Aim of the exercise: Repeat all the records exactly, omitting pictures.

>> Begin Data provided

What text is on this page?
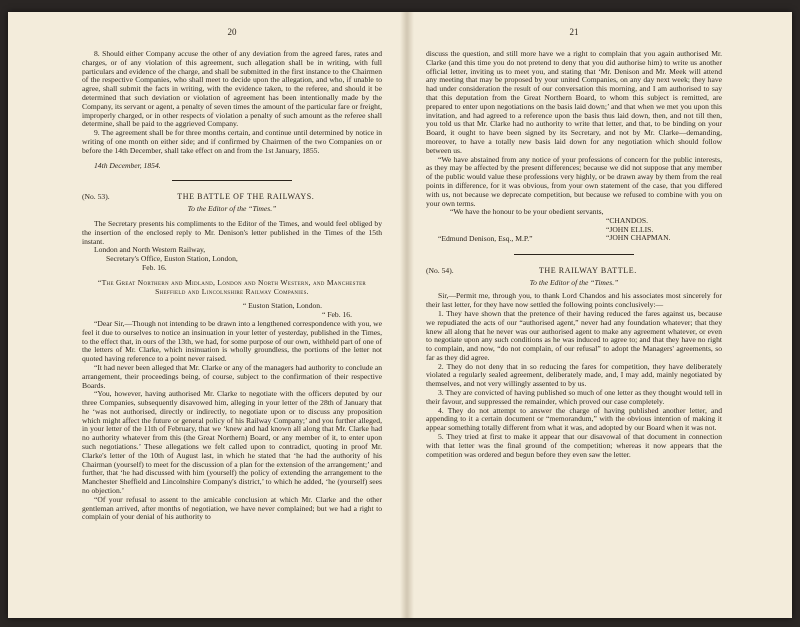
20

8. Should either Company accuse the other of any deviation from the agreed fares, rates and charges, or of any violation of this agreement, such allegation shall be in writing, with full particulars and evidence of the charge, and shall be submitted in the first instance to the Chairmen of the respective Companies, who shall meet to decide upon the allegation, and who, if unable to agree, shall submit the facts in writing, with the evidence taken, to the referee, and should it be determined that such deviation or violation of agreement has been intentionally made by the Company, its servant or agent, a penalty of seven times the amount of the particular fare or freight, improperly charged, or in other respects of violation a penalty of such amount as the referee shall determine, shall be paid to the aggrieved Company.

9. The agreement shall be for three months certain, and continue until determined by notice in writing of one month on either side; and if confirmed by Chairmen of the two Companies on or before the 14th December, shall take effect on and from the 1st January, 1855.

14th December, 1854.

(No. 53).	THE BATTLE OF THE RAILWAYS.

To the Editor of the “Times.”

The Secretary presents his compliments to the Editor of the Times, and would feel obliged by the insertion of the enclosed reply to Mr. Denison's letter published in the Times of the 15th instant.

London and North Western Railway,

Secretary's Office, Euston Station, London,

Feb. 16.

“The Great Northern and Midland, London and North Western, and Manchester Sheffield and Lincolnshire Railway Companies.

“ Euston Station, London.

“ Feb. 16.

“Dear Sir,—Though not intending to be drawn into a lengthened correspondence with you, we feel it due to ourselves to notice an insinuation in your letter of yesterday, published in the Times, to the effect that, in ours of the 13th, we had, for some purpose of our own, withheld part of one of the letters of Mr. Clarke, which insinuation is wholly groundless, the portions of the letter not quoted having reference to a point never raised.

“It had never been alleged that Mr. Clarke or any of the managers had authority to conclude an arrangement, their proceedings being, of course, subject to the confirmation of their respective Boards.

“You, however, having authorised Mr. Clarke to negotiate with the officers deputed by our three Companies, subsequently disavowed him, alleging in your letter of the 28th of January that he ‘was not authorised, directly or indirectly, to negotiate upon or to discuss any proposition which might affect the future or general policy of his Railway Company;’ and you further alleged, in your letter of the 11th of February, that we ‘knew and had known all along that Mr. Clarke had no authority whatever from this (the Great Northern) Board, or any member of it, to enter upon such negotiations.’ These allegations we felt called upon to contradict, quoting in proof Mr. Clarke's letter of the 10th of August last, in which he stated that ‘he had the authority of his Chairman (yourself) to meet for the discussion of a plan for the extension of the arrangement;’ and further, that ‘he had discussed with him (yourself) the policy of extending the arrangement to the Manchester Sheffield and Lincolnshire Company's district,’ to which he added, ‘he (yourself) sees no objection.’

“Of your refusal to assent to the amicable conclusion at which Mr. Clarke and the other gentleman arrived, after months of negotiation, we have never complained; but we had a right to complain of your denial of his authority to

21

discuss the question, and still more have we a right to complain that you again authorised Mr. Clarke (and this time you do not pretend to deny that you did authorise him) to write us another official letter, inviting us to meet you, and stating that ‘Mr. Denison and Mr. Meek will attend any meeting that may be proposed by your united Companies, on any day next week; they have had under consideration the result of our conversation this morning, and I am authorised to say that this deputation from the Great Northern Board, to whom this subject is remitted, are prepared to enter upon negotiations on the basis laid down;’ and that when we met you upon this invitation, and had agreed to a reference upon the basis thus laid down, then, and not till then, you told us that Mr. Clarke had no authority to write that letter, and that, to be binding on your Board, it ought to have been signed by its Secretary, and not by Mr. Clarke—demanding, moreover, to have a totally new basis laid down for any negotiation which should follow between us.

“We have abstained from any notice of your professions of concern for the public interests, as they may be affected by the present differences; because we did not suppose that any member of the public would value these professions very highly, or be drawn away by them from the real points in difference, for it was obvious, from your own statement of the case, that you differed with us, not because we deprecate competition, but because we refused to combine with you on your own terms.

“We have the honour to be your obedient servants,

“CHANDOS.
“JOHN ELLIS.
“JOHN CHAPMAN.

“Edmund Denison, Esq., M.P.”

(No. 54).	THE RAILWAY BATTLE.

To the Editor of the “Times.”

Sir,—Permit me, through you, to thank Lord Chandos and his associates most sincerely for their last letter, for they have now settled the following points conclusively:—

1. They have shown that the pretence of their having reduced the fares against us, because we repudiated the acts of our “authorised agent,” never had any foundation whatever; that they knew all along that he never was our authorised agent to make any agreement whatever, or even to negotiate upon any such conditions as he was induced to agree to; and that they have no right to complain, and now, “do not complain, of our refusal” to adopt the Managers' agreements, so far as they did agree.

2. They do not deny that in so reducing the fares for competition, they have deliberately violated a regularly sealed agreement, deliberately made, and, I may add, mainly negotiated by themselves, and not very willingly assented to by us.

3. They are convicted of having published so much of one letter as they thought would tell in their favour, and suppressed the remainder, which proved our case completely.

4. They do not attempt to answer the charge of having published another letter, and appending to it a certain document or “memorandum,” with the obvious intention of making it appear something totally different from what it was, and adopted by our Board when it was not.

5. They tried at first to make it appear that our disavowal of that document in connection with that letter was the final ground of the competition; whereas it now appears that the competition was ordered and begun before they even saw the letter.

>> End Data provided

Response below:
What text is on this page?
20

8. Should either Company accuse the other of any deviation from the agreed fares, rates and charges, or of any violation of this agreement, such allegation shall be in writing, with full particulars and evidence of the charge, and shall be submitted in the first instance to the Chairmen of the respective Companies, who shall meet to decide upon the allegation, and who, if unable to agree, shall submit the facts in writing, with the evidence taken, to the referee, and should it be determined that such deviation or violation of agreement has been intentionally made by the Company, its servant or agent, a penalty of seven times the amount of the particular fare or freight, improperly charged, or in other respects of violation a penalty of such amount as the referee shall determine, shall be paid to the aggrieved Company.

9. The agreement shall be for three months certain, and continue until determined by notice in writing of one month on either side; and if confirmed by Chairmen of the two Companies on or before the 14th December, shall take effect on and from the 1st January, 1855.

14th December, 1854.

(No. 53).	THE BATTLE OF THE RAILWAYS.

To the Editor of the “Times.”

The Secretary presents his compliments to the Editor of the Times, and would feel obliged by the insertion of the enclosed reply to Mr. Denison's letter published in the Times of the 15th instant.

London and North Western Railway,

Secretary's Office, Euston Station, London,

Feb. 16.

“The Great Northern and Midland, London and North Western, and Manchester Sheffield and Lincolnshire Railway Companies.

“ Euston Station, London.

“ Feb. 16.

“Dear Sir,—Though not intending to be drawn into a lengthened correspondence with you, we feel it due to ourselves to notice an insinuation in your letter of yesterday, published in the Times, to the effect that, in ours of the 13th, we had, for some purpose of our own, withheld part of one of the letters of Mr. Clarke, which insinuation is wholly groundless, the portions of the letter not quoted having reference to a point never raised.

“It had never been alleged that Mr. Clarke or any of the managers had authority to conclude an arrangement, their proceedings being, of course, subject to the confirmation of their respective Boards.

“You, however, having authorised Mr. Clarke to negotiate with the officers deputed by our three Companies, subsequently disavowed him, alleging in your letter of the 28th of January that he ‘was not authorised, directly or indirectly, to negotiate upon or to discuss any proposition which might affect the future or general policy of his Railway Company;’ and you further alleged, in your letter of the 11th of February, that we ‘knew and had known all along that Mr. Clarke had no authority whatever from this (the Great Northern) Board, or any member of it, to enter upon such negotiations.’ These allegations we felt called upon to contradict, quoting in proof Mr. Clarke's letter of the 10th of August last, in which he stated that ‘he had the authority of his Chairman (yourself) to meet for the discussion of a plan for the extension of the arrangement;’ and further, that ‘he had discussed with him (yourself) the policy of extending the arrangement to the Manchester Sheffield and Lincolnshire Company's district,’ to which he added, ‘he (yourself) sees no objection.’

“Of your refusal to assent to the amicable conclusion at which Mr. Clarke and the other gentleman arrived, after months of negotiation, we have never complained; but we had a right to complain of your denial of his authority to

21

discuss the question, and still more have we a right to complain that you again authorised Mr. Clarke (and this time you do not pretend to deny that you did authorise him) to write us another official letter, inviting us to meet you, and stating that ‘Mr. Denison and Mr. Meek will attend any meeting that may be proposed by your united Companies, on any day next week; they have had under consideration the result of our conversation this morning, and I am authorised to say that this deputation from the Great Northern Board, to whom this subject is remitted, are prepared to enter upon negotiations on the basis laid down;’ and that when we met you upon this invitation, and had agreed to a reference upon the basis thus laid down, then, and not till then, you told us that Mr. Clarke had no authority to write that letter, and that, to be binding on your Board, it ought to have been signed by its Secretary, and not by Mr. Clarke—demanding, moreover, to have a totally new basis laid down for any negotiation which should follow between us.

“We have abstained from any notice of your professions of concern for the public interests, as they may be affected by the present differences; because we did not suppose that any member of the public would value these professions very highly, or be drawn away by them from the real points in difference, for it was obvious, from your own statement of the case, that you differed with us, not because we deprecate competition, but because we refused to combine with you on your own terms.

“We have the honour to be your obedient servants,

“CHANDOS.
“JOHN ELLIS.
“JOHN CHAPMAN.

“Edmund Denison, Esq., M.P.”

(No. 54).	THE RAILWAY BATTLE.

To the Editor of the “Times.”

Sir,—Permit me, through you, to thank Lord Chandos and his associates most sincerely for their last letter, for they have now settled the following points conclusively:—

1. They have shown that the pretence of their having reduced the fares against us, because we repudiated the acts of our “authorised agent,” never had any foundation whatever; that they knew all along that he never was our authorised agent to make any agreement whatever, or even to negotiate upon any such conditions as he was induced to agree to; and that they have no right to complain, and now, “do not complain, of our refusal” to adopt the Managers' agreements, so far as they did agree.

2. They do not deny that in so reducing the fares for competition, they have deliberately violated a regularly sealed agreement, deliberately made, and, I may add, mainly negotiated by themselves, and not very willingly assented to by us.

3. They are convicted of having published so much of one letter as they thought would tell in their favour, and suppressed the remainder, which proved our case completely.

4. They do not attempt to answer the charge of having published another letter, and appending to it a certain document or “memorandum,” with the obvious intention of making it appear something totally different from what it was, and adopted by our Board when it was not.

5. They tried at first to make it appear that our disavowal of that document in connection with that letter was the final ground of the competition; whereas it now appears that the competition was ordered and begun before they even saw the letter.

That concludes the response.